Set problem ▸
Return the whole listing exactly as it stands.

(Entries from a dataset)
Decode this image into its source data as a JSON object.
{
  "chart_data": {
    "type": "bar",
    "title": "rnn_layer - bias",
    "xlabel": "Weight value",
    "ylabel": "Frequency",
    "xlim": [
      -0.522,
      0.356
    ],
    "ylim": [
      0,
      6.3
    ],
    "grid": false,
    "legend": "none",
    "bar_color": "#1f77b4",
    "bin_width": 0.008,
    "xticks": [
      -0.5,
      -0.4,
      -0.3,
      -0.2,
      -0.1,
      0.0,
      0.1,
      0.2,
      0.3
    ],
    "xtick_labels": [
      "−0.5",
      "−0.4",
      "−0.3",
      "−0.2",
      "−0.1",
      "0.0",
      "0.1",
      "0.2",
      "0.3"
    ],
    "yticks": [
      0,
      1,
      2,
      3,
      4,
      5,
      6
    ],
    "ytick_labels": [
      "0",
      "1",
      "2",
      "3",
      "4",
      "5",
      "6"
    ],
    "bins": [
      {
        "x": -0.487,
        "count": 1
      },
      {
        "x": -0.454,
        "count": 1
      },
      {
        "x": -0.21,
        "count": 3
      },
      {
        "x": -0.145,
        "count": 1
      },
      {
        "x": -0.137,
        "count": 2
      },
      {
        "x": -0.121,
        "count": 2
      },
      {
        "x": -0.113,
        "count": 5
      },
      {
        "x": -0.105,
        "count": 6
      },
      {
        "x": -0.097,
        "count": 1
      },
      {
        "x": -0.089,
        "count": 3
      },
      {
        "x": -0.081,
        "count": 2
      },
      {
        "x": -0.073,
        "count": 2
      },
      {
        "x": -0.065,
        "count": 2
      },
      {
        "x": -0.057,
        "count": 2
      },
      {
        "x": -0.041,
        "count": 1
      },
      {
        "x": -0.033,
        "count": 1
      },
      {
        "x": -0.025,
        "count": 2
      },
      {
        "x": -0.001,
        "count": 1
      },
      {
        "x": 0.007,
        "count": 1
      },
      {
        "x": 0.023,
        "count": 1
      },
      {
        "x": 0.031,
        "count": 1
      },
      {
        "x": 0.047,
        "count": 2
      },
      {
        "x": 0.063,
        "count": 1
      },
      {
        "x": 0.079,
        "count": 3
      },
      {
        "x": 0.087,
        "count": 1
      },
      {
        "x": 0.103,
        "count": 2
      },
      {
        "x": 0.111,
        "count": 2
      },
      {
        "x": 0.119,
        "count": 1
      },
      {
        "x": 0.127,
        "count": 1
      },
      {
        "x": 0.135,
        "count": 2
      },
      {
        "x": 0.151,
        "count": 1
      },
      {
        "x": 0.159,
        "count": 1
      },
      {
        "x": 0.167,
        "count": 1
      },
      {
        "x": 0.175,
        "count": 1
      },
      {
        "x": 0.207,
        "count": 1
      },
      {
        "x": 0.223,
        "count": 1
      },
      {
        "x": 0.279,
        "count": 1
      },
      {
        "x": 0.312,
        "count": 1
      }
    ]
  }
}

Result ▸
Decode this image into its source data as a JSON object.
{
  "chart_data": {
    "type": "bar",
    "title": "rnn_layer - bias",
    "xlabel": "Weight value",
    "ylabel": "Frequency",
    "xlim": [
      -0.522,
      0.356
    ],
    "ylim": [
      0,
      6.3
    ],
    "grid": false,
    "legend": "none",
    "bar_color": "#1f77b4",
    "bin_width": 0.008,
    "xticks": [
      -0.5,
      -0.4,
      -0.3,
      -0.2,
      -0.1,
      0.0,
      0.1,
      0.2,
      0.3
    ],
    "xtick_labels": [
      "−0.5",
      "−0.4",
      "−0.3",
      "−0.2",
      "−0.1",
      "0.0",
      "0.1",
      "0.2",
      "0.3"
    ],
    "yticks": [
      0,
      1,
      2,
      3,
      4,
      5,
      6
    ],
    "ytick_labels": [
      "0",
      "1",
      "2",
      "3",
      "4",
      "5",
      "6"
    ],
    "bins": [
      {
        "x": -0.487,
        "count": 1
      },
      {
        "x": -0.454,
        "count": 1
      },
      {
        "x": -0.21,
        "count": 3
      },
      {
        "x": -0.145,
        "count": 1
      },
      {
        "x": -0.137,
        "count": 2
      },
      {
        "x": -0.121,
        "count": 2
      },
      {
        "x": -0.113,
        "count": 5
      },
      {
        "x": -0.105,
        "count": 6
      },
      {
        "x": -0.097,
        "count": 1
      },
      {
        "x": -0.089,
        "count": 3
      },
      {
        "x": -0.081,
        "count": 2
      },
      {
        "x": -0.073,
        "count": 2
      },
      {
        "x": -0.065,
        "count": 2
      },
      {
        "x": -0.057,
        "count": 2
      },
      {
        "x": -0.041,
        "count": 1
      },
      {
        "x": -0.033,
        "count": 1
      },
      {
        "x": -0.025,
        "count": 2
      },
      {
        "x": -0.001,
        "count": 1
      },
      {
        "x": 0.007,
        "count": 1
      },
      {
        "x": 0.023,
        "count": 1
      },
      {
        "x": 0.031,
        "count": 1
      },
      {
        "x": 0.047,
        "count": 2
      },
      {
        "x": 0.063,
        "count": 1
      },
      {
        "x": 0.079,
        "count": 3
      },
      {
        "x": 0.087,
        "count": 1
      },
      {
        "x": 0.103,
        "count": 2
      },
      {
        "x": 0.111,
        "count": 2
      },
      {
        "x": 0.119,
        "count": 1
      },
      {
        "x": 0.127,
        "count": 1
      },
      {
        "x": 0.135,
        "count": 2
      },
      {
        "x": 0.151,
        "count": 1
      },
      {
        "x": 0.159,
        "count": 1
      },
      {
        "x": 0.167,
        "count": 1
      },
      {
        "x": 0.175,
        "count": 1
      },
      {
        "x": 0.207,
        "count": 1
      },
      {
        "x": 0.223,
        "count": 1
      },
      {
        "x": 0.279,
        "count": 1
      },
      {
        "x": 0.312,
        "count": 1
      }
    ]
  }
}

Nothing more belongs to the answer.